Below are records; work out how many of their lines hold the string "toward" and give that number alone.

__Material__:
## begin

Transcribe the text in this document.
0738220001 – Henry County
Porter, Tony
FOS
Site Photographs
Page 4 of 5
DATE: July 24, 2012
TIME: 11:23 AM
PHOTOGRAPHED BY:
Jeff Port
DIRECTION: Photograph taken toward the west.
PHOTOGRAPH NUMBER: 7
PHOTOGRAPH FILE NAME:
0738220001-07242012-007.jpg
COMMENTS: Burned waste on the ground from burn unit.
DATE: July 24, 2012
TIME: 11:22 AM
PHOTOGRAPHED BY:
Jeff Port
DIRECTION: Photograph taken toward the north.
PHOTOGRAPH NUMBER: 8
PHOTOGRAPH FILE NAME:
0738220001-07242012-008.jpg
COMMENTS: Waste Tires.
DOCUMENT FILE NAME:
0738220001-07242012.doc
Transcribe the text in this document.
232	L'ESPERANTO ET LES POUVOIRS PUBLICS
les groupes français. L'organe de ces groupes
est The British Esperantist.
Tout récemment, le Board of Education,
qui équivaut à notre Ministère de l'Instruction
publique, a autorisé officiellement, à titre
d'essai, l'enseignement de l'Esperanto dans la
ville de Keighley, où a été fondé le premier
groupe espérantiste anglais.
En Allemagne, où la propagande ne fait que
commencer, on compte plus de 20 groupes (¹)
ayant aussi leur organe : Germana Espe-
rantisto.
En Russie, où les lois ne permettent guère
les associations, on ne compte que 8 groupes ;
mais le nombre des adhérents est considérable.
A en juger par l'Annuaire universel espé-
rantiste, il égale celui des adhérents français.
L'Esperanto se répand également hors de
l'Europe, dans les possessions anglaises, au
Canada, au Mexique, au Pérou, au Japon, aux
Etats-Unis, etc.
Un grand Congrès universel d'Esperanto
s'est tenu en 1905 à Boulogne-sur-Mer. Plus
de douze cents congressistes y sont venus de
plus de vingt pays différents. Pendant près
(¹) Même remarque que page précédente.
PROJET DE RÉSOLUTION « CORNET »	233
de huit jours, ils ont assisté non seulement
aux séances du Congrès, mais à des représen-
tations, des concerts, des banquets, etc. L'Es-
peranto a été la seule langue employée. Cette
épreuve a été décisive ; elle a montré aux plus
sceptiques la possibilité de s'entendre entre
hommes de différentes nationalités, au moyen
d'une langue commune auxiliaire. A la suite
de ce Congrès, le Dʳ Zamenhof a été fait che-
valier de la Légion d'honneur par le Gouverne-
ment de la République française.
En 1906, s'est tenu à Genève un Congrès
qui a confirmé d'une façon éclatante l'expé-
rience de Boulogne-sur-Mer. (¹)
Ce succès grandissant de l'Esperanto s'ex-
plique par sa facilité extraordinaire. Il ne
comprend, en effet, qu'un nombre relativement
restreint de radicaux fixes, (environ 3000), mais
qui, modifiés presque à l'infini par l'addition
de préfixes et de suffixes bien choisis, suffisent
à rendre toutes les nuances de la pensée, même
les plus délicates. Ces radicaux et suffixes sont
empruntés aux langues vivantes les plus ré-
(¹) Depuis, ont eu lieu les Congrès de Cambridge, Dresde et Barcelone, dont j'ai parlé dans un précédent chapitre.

## end

__Written answer__: 2